WHAT THE TASK REQUIRES => All of the data below should be returned exactly.

Document content entries:
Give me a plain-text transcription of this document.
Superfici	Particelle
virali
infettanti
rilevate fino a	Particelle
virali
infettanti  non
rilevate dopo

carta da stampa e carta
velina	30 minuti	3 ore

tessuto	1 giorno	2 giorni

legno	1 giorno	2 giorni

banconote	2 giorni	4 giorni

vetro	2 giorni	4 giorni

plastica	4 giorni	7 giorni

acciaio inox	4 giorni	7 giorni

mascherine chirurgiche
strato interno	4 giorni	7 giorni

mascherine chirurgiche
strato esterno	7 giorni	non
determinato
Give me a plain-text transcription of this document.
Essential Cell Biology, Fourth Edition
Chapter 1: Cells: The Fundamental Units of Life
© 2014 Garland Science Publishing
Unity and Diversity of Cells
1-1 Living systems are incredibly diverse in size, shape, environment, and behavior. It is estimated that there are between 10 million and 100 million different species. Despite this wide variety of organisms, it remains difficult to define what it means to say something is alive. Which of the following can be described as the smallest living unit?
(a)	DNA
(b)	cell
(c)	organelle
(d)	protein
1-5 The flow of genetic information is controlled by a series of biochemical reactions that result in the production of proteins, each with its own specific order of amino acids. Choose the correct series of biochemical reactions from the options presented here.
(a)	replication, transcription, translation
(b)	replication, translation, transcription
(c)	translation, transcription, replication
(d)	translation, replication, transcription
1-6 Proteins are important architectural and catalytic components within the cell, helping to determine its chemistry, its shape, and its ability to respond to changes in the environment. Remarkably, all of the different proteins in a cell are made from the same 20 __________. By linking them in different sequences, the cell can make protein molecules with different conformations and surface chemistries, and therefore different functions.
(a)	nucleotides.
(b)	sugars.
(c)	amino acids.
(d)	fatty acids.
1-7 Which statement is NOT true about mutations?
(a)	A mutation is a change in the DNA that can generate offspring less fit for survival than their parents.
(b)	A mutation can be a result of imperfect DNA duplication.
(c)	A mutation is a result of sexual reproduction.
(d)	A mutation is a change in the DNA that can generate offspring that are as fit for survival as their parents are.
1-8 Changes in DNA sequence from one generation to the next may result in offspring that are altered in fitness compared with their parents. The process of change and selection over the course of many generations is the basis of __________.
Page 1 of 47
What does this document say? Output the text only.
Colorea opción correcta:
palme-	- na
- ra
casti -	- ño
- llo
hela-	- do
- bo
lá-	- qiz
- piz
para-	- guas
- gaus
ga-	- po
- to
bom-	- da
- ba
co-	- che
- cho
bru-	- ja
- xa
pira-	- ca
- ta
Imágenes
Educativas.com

REPLY =>
Give me a plain-text transcription of this document.
Superfici	Particelle
virali
infettanti
rilevate fino a	Particelle
virali
infettanti  non
rilevate dopo

carta da stampa e carta
velina	30 minuti	3 ore

tessuto	1 giorno	2 giorni

legno	1 giorno	2 giorni

banconote	2 giorni	4 giorni

vetro	2 giorni	4 giorni

plastica	4 giorni	7 giorni

acciaio inox	4 giorni	7 giorni

mascherine chirurgiche
strato interno	4 giorni	7 giorni

mascherine chirurgiche
strato esterno	7 giorni	non
determinato
Give me a plain-text transcription of this document.
Essential Cell Biology, Fourth Edition
Chapter 1: Cells: The Fundamental Units of Life
© 2014 Garland Science Publishing
Unity and Diversity of Cells
1-1 Living systems are incredibly diverse in size, shape, environment, and behavior. It is estimated that there are between 10 million and 100 million different species. Despite this wide variety of organisms, it remains difficult to define what it means to say something is alive. Which of the following can be described as the smallest living unit?
(a)	DNA
(b)	cell
(c)	organelle
(d)	protein
1-5 The flow of genetic information is controlled by a series of biochemical reactions that result in the production of proteins, each with its own specific order of amino acids. Choose the correct series of biochemical reactions from the options presented here.
(a)	replication, transcription, translation
(b)	replication, translation, transcription
(c)	translation, transcription, replication
(d)	translation, replication, transcription
1-6 Proteins are important architectural and catalytic components within the cell, helping to determine its chemistry, its shape, and its ability to respond to changes in the environment. Remarkably, all of the different proteins in a cell are made from the same 20 __________. By linking them in different sequences, the cell can make protein molecules with different conformations and surface chemistries, and therefore different functions.
(a)	nucleotides.
(b)	sugars.
(c)	amino acids.
(d)	fatty acids.
1-7 Which statement is NOT true about mutations?
(a)	A mutation is a change in the DNA that can generate offspring less fit for survival than their parents.
(b)	A mutation can be a result of imperfect DNA duplication.
(c)	A mutation is a result of sexual reproduction.
(d)	A mutation is a change in the DNA that can generate offspring that are as fit for survival as their parents are.
1-8 Changes in DNA sequence from one generation to the next may result in offspring that are altered in fitness compared with their parents. The process of change and selection over the course of many generations is the basis of __________.
Page 1 of 47
What does this document say? Output the text only.
Colorea opción correcta:
palme-	- na
- ra
casti -	- ño
- llo
hela-	- do
- bo
lá-	- qiz
- piz
para-	- guas
- gaus
ga-	- po
- to
bom-	- da
- ba
co-	- che
- cho
bru-	- ja
- xa
pira-	- ca
- ta
Imágenes
Educativas.com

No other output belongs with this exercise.